— Start of Entries provided —

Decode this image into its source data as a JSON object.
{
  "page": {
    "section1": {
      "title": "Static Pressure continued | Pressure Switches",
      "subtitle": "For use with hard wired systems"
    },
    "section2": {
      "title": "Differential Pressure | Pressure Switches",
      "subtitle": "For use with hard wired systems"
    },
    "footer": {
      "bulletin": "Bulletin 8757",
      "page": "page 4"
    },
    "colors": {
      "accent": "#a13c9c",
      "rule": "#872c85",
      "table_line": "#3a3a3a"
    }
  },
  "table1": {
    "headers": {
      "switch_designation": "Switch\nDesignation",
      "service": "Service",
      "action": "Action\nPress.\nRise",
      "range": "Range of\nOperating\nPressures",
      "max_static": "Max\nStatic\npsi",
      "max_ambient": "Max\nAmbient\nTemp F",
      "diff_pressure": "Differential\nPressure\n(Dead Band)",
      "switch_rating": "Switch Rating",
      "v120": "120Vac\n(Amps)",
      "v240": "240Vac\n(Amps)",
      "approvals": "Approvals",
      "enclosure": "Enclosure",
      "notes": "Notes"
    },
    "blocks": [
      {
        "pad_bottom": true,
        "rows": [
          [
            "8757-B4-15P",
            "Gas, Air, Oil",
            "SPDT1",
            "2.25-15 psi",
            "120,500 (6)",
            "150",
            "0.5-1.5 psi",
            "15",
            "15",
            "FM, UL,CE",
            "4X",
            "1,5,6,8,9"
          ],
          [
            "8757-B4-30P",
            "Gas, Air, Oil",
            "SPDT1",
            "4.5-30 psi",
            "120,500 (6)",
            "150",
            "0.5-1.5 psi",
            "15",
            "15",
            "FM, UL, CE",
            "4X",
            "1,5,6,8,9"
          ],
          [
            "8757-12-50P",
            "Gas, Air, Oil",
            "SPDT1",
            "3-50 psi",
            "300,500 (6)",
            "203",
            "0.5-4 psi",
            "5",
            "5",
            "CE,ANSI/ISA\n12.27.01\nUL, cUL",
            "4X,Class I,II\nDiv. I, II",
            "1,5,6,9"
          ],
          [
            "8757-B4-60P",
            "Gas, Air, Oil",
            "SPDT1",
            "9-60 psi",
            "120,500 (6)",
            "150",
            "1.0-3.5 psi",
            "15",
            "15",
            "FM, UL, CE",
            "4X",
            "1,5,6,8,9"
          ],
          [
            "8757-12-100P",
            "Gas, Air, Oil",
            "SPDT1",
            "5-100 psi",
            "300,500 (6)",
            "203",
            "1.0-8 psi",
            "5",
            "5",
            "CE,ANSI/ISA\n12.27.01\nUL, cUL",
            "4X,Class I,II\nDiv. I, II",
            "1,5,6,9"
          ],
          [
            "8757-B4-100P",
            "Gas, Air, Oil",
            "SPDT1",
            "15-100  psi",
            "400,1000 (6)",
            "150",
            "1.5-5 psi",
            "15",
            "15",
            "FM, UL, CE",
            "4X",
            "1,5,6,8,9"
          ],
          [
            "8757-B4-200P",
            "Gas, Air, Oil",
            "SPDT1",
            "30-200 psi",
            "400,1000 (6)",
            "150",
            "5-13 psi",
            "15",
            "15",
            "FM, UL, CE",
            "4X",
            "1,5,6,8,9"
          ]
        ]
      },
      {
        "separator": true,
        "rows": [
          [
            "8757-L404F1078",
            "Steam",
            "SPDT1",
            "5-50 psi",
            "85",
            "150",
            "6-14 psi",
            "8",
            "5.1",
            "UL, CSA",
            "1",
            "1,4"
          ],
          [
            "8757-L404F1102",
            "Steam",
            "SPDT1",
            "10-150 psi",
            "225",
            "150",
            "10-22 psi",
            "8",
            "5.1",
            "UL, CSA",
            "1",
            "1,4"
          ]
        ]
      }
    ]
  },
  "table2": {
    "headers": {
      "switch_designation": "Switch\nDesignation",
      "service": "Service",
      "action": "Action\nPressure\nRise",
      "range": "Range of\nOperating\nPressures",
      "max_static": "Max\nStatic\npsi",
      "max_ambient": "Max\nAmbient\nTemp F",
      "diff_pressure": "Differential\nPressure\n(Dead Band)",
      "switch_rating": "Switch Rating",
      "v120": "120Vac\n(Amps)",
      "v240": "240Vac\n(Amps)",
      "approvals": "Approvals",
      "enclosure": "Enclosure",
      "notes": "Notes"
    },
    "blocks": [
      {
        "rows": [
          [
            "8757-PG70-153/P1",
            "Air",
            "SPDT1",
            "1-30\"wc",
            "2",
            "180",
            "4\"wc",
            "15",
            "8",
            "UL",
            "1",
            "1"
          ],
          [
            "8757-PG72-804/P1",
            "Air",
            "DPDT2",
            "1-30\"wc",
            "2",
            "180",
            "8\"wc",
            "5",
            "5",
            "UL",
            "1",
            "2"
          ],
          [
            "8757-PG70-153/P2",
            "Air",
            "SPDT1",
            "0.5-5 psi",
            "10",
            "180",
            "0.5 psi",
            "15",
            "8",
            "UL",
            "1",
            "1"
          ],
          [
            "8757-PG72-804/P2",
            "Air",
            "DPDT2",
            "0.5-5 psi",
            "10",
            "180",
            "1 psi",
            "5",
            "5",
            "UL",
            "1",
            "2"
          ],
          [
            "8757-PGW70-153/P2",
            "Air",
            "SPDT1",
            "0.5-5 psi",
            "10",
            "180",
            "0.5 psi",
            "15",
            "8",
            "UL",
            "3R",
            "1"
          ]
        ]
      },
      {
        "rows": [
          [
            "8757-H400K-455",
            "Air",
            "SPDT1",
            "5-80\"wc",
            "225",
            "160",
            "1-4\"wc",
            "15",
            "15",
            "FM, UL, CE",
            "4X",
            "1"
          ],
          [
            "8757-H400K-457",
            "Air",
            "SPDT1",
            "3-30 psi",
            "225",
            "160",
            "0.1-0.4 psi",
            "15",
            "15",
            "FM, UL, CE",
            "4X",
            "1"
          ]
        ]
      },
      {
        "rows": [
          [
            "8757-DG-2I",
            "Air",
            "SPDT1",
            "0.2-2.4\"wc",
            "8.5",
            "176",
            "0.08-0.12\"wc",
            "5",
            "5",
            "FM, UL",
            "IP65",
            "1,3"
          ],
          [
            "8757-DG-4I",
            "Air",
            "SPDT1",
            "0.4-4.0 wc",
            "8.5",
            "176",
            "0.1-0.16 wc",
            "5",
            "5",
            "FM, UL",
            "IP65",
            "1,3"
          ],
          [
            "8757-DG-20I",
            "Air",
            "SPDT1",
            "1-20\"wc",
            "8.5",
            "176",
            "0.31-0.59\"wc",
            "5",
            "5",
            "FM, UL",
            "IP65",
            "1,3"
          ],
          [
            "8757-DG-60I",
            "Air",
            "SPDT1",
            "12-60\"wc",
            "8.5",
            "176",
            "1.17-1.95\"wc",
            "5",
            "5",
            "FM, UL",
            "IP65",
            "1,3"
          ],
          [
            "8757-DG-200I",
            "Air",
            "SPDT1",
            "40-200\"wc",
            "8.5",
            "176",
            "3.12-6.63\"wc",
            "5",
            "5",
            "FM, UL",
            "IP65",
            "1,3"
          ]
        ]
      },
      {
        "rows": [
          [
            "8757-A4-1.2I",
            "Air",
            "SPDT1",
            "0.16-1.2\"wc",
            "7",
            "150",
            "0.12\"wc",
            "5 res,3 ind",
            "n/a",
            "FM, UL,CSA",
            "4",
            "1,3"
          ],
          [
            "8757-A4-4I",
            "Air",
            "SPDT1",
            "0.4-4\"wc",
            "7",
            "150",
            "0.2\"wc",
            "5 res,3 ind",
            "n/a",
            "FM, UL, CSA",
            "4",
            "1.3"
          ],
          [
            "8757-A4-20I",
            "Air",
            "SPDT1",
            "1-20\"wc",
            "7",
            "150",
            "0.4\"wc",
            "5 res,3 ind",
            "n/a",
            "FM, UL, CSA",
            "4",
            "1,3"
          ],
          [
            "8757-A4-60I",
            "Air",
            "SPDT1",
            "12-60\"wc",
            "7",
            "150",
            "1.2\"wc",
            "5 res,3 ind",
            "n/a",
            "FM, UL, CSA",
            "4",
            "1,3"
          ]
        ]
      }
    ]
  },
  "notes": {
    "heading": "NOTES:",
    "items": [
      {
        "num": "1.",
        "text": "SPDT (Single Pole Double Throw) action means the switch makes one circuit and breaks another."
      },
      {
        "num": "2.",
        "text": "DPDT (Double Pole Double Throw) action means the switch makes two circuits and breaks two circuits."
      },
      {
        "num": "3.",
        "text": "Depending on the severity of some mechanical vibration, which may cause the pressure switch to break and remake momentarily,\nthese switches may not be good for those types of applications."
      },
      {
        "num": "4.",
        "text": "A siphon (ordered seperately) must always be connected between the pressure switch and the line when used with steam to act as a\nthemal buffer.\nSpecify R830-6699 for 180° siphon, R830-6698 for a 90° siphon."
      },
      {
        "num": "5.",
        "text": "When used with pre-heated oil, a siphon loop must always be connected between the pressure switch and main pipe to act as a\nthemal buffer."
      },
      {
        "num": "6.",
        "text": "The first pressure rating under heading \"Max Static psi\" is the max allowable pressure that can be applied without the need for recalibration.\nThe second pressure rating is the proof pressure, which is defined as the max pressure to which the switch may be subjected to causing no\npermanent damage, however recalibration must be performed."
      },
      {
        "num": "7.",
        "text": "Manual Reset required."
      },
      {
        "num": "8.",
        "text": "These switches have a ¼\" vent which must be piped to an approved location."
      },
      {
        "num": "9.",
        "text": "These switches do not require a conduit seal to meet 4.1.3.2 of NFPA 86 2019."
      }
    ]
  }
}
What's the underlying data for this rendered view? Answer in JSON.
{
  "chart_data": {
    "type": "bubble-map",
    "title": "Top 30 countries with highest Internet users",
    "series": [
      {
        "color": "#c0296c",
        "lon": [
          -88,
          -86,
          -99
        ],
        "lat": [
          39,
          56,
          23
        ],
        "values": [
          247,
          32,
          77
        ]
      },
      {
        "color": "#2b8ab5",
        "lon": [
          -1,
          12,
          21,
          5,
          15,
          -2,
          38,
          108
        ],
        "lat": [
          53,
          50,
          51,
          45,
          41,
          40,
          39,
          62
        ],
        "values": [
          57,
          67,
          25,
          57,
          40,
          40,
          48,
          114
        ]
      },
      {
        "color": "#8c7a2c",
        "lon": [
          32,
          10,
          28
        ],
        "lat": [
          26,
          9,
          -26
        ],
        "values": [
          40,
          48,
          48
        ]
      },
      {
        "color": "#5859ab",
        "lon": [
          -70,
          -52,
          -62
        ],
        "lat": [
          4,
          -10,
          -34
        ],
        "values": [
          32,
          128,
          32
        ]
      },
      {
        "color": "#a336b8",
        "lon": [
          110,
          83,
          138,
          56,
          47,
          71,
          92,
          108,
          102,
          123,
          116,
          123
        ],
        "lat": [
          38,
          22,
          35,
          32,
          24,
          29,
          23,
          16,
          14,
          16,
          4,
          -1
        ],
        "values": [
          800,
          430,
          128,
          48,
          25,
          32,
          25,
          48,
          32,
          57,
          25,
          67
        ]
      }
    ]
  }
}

— End of Entries provided —

[Short problem]: In the records above, how many lines include the string "makes"? Answer with only the number.

[Exercise solution]: 2